Write out each line in which the string "Municipal" is present.
** start Data for this task **
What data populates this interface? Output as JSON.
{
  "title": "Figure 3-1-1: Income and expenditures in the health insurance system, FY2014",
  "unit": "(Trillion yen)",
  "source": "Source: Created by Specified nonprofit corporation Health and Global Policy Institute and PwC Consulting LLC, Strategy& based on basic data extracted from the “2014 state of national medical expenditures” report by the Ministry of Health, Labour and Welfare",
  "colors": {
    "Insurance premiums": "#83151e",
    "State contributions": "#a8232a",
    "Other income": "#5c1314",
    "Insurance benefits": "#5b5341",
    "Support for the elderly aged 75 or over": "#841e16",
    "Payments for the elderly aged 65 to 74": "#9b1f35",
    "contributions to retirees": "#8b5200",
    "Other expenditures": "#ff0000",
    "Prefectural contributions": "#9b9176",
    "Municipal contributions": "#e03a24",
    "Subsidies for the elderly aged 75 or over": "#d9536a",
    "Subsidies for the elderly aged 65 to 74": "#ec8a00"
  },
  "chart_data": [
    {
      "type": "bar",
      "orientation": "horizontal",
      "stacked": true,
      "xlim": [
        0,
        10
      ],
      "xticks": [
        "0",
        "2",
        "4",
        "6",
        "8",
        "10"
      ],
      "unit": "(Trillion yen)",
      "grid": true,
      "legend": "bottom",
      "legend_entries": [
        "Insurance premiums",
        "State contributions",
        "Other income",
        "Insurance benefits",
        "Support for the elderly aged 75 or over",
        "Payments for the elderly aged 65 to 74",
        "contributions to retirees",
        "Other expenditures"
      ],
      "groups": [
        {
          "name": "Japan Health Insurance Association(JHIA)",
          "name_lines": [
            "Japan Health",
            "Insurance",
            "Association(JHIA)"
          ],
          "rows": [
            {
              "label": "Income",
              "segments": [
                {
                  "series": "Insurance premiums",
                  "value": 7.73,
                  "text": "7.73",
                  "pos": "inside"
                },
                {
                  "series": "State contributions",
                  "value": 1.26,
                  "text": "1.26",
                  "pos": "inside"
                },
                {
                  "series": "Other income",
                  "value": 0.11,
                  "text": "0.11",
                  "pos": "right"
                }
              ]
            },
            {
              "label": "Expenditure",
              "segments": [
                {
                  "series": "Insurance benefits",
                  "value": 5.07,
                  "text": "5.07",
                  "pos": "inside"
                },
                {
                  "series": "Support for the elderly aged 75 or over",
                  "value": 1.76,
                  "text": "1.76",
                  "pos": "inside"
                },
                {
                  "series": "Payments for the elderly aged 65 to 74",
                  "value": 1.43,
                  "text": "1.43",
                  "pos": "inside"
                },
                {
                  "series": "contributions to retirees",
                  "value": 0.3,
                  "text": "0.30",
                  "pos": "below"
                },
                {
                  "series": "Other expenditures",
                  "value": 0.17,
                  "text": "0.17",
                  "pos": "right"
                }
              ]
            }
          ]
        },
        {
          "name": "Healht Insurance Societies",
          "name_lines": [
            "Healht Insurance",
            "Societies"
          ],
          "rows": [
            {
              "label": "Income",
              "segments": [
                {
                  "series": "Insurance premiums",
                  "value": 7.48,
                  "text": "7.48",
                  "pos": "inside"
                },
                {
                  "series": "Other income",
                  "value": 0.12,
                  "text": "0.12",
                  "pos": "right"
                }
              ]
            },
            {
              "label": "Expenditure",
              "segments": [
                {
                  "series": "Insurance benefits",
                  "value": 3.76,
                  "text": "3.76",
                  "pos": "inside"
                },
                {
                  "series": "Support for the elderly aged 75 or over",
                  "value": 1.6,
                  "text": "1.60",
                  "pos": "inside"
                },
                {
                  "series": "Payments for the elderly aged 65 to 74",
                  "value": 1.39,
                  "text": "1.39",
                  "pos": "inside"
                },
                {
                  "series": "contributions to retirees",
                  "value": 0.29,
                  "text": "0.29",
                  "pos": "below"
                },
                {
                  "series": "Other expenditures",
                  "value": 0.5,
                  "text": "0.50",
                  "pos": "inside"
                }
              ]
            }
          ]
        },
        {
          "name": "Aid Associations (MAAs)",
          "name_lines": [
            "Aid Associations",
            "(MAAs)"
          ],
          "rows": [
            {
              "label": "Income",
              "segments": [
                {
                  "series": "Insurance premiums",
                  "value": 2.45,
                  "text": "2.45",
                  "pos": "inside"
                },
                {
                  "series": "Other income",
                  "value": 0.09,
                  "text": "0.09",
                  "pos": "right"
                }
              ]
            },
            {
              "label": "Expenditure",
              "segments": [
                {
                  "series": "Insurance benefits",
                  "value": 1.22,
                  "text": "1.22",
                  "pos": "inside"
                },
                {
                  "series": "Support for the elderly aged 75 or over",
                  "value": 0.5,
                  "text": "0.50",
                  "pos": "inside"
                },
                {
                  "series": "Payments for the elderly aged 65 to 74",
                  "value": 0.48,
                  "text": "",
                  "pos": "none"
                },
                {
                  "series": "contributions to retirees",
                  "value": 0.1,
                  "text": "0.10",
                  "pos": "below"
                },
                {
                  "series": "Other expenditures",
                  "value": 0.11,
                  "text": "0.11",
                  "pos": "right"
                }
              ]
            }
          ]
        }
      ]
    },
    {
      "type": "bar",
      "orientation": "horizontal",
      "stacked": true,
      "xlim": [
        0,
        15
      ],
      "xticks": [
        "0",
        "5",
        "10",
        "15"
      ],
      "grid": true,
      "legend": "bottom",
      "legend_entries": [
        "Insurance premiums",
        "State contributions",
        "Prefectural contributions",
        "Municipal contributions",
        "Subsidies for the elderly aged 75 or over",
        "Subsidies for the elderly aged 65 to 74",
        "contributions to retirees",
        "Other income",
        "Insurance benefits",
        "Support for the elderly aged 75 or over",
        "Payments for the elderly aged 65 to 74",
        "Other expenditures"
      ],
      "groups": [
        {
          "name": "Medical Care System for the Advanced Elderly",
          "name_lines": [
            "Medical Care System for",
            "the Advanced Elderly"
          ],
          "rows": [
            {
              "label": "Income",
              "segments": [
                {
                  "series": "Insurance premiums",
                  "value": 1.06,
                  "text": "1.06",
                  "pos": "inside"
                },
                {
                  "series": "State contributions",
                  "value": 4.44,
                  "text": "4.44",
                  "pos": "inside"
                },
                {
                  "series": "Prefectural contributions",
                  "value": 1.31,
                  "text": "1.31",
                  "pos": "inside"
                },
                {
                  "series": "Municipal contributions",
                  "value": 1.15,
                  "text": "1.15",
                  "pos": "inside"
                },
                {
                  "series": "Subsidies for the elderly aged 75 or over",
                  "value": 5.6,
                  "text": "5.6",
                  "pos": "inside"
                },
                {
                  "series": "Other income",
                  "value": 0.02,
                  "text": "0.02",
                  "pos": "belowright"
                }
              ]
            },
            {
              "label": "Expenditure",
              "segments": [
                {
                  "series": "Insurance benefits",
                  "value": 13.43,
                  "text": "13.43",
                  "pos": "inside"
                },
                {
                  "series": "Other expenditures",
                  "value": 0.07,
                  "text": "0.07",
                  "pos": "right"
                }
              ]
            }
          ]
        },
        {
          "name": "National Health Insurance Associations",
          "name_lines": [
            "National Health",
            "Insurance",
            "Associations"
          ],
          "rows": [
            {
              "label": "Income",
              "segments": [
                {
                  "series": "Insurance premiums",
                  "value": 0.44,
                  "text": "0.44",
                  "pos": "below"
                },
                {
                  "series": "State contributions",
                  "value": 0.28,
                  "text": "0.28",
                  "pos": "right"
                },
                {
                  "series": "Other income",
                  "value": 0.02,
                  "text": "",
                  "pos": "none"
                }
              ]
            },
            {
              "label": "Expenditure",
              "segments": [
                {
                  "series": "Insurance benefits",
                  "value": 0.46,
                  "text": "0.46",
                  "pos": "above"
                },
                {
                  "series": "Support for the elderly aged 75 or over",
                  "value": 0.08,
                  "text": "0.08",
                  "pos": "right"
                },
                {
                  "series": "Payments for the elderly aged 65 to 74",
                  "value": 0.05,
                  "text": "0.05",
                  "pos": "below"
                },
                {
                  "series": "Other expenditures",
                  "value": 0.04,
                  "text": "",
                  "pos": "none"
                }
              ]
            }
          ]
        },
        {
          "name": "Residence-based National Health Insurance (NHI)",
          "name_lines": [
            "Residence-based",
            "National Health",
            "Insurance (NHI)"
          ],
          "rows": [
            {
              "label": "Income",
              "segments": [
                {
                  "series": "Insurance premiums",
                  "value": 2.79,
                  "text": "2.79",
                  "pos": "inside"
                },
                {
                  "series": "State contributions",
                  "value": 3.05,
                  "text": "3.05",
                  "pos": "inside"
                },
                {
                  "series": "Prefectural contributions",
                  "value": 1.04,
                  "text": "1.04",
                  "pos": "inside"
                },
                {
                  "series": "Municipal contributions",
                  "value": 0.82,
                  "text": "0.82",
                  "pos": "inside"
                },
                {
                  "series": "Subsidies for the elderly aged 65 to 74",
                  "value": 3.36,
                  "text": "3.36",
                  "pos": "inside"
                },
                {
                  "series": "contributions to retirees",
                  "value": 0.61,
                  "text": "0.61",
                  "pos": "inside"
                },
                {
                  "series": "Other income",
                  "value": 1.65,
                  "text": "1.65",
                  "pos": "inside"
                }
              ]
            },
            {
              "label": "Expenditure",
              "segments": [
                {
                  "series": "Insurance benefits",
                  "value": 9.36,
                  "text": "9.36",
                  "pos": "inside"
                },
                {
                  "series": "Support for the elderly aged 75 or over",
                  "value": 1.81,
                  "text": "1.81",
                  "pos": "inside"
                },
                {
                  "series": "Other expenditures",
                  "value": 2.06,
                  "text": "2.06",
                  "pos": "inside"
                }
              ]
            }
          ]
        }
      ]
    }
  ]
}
** end Data for this task **
## [Written solution]
    "Municipal contributions": "#e03a24",
        "Municipal contributions",
                  "series": "Municipal contributions",
                  "series": "Municipal contributions",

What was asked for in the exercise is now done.